===== Data provided

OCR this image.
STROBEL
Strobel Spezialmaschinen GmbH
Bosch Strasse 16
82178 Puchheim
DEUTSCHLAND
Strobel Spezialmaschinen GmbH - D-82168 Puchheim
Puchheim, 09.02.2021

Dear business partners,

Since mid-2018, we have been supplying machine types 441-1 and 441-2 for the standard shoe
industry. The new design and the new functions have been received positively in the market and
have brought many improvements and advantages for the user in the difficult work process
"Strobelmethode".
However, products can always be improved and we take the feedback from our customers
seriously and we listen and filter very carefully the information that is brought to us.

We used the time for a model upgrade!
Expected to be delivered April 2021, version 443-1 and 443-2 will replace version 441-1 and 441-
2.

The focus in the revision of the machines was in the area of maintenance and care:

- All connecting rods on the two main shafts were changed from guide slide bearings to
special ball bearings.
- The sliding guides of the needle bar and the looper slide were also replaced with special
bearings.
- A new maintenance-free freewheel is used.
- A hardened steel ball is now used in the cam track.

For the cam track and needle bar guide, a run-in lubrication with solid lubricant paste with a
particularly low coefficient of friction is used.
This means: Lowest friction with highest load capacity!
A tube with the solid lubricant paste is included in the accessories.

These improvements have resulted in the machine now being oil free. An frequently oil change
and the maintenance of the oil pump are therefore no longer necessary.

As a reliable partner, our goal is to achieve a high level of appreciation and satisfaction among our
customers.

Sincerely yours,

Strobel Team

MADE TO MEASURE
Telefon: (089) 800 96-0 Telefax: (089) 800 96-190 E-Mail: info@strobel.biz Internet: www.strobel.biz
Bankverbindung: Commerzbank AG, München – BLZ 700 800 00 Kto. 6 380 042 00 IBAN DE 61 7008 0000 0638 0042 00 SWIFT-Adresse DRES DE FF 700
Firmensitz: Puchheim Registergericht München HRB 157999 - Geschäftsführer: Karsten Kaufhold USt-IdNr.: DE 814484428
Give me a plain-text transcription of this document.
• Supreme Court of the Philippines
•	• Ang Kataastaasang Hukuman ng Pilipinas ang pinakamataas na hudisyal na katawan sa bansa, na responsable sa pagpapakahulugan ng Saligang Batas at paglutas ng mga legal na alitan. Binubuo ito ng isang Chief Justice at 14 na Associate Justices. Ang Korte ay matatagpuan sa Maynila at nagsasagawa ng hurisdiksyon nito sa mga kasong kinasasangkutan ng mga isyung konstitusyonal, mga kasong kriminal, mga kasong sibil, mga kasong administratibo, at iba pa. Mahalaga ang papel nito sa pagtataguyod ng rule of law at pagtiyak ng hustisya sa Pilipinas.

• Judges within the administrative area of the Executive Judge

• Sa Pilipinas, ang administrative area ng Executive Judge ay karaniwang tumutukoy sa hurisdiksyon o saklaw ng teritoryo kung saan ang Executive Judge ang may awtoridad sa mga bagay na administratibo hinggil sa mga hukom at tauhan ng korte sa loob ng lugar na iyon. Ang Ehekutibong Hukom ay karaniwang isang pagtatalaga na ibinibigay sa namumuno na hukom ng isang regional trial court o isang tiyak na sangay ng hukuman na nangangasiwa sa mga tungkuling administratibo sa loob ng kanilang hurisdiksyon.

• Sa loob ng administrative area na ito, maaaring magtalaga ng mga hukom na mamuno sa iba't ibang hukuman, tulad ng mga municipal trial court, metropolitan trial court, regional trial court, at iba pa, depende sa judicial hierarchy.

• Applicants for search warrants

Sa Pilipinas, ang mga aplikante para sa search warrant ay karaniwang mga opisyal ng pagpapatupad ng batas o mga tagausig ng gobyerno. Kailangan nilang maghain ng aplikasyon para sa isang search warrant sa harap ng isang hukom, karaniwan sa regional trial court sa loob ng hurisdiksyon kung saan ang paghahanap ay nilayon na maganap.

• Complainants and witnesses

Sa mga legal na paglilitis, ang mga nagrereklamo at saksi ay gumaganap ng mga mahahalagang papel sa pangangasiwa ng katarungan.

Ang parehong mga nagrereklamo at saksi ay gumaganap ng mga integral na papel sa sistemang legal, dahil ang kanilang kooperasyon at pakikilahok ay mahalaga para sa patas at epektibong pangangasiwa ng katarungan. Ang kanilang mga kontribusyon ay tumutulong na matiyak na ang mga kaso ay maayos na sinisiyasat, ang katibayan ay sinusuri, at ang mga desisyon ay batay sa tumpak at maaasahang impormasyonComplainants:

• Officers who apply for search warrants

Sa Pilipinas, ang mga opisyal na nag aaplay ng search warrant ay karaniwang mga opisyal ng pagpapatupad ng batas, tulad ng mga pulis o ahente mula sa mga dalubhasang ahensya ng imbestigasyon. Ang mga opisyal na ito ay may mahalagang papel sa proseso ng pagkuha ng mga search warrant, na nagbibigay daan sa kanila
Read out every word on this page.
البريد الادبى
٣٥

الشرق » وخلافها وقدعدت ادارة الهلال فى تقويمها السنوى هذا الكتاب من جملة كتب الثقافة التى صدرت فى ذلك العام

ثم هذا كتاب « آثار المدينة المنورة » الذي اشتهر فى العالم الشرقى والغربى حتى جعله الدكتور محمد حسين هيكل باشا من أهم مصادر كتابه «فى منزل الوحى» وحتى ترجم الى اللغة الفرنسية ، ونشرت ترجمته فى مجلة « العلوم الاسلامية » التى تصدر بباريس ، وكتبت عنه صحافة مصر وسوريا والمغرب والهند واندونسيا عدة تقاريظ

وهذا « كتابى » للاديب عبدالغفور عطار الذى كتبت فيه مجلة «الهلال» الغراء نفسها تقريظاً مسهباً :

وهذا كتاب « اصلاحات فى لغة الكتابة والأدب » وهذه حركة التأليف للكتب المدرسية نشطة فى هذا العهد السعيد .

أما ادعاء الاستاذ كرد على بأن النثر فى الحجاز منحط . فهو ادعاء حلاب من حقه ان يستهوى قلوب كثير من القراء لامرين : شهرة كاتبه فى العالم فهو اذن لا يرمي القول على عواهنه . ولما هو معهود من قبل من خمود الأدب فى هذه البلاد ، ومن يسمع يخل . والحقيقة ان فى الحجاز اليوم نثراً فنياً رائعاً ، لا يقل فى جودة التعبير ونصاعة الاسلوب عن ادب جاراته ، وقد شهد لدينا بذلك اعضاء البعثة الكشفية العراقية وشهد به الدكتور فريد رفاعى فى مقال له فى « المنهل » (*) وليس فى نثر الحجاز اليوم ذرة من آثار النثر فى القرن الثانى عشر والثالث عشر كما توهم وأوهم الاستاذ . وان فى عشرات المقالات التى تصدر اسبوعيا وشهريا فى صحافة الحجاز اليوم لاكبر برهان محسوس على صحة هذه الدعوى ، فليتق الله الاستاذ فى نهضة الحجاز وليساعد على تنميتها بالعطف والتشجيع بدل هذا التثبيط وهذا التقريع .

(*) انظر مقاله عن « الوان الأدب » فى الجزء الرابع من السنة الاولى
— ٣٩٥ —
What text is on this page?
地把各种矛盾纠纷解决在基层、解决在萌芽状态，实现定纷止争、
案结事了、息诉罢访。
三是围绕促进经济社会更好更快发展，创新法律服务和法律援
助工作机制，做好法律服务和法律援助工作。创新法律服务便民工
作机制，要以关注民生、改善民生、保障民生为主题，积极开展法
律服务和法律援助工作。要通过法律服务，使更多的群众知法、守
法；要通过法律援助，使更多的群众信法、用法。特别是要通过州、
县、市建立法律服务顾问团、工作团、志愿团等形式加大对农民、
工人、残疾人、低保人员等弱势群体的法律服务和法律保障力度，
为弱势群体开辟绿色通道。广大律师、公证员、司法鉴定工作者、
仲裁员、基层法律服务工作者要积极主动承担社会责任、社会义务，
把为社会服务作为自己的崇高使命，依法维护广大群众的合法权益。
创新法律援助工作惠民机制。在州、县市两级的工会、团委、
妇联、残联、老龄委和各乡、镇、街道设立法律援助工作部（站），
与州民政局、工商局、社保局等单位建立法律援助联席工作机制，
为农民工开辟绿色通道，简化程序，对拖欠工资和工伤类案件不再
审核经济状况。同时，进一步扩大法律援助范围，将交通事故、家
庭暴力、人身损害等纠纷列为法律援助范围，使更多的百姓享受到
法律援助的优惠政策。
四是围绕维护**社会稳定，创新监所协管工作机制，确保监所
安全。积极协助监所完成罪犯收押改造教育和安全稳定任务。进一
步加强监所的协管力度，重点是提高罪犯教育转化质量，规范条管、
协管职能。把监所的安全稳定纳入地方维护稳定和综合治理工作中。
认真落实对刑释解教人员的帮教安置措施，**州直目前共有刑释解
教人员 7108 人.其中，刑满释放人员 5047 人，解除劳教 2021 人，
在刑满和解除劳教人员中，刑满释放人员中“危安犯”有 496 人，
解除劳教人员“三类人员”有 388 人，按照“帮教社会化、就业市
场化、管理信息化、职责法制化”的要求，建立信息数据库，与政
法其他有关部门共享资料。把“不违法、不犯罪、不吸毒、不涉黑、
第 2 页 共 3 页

==========

> [What needs to be done]
Copy each line in the data that holds the word "lubricant".

> [Output for this exercise]
For the cam track and needle bar guide, a run-in lubrication with solid lubricant paste with a
A tube with the solid lubricant paste is included in the accessories.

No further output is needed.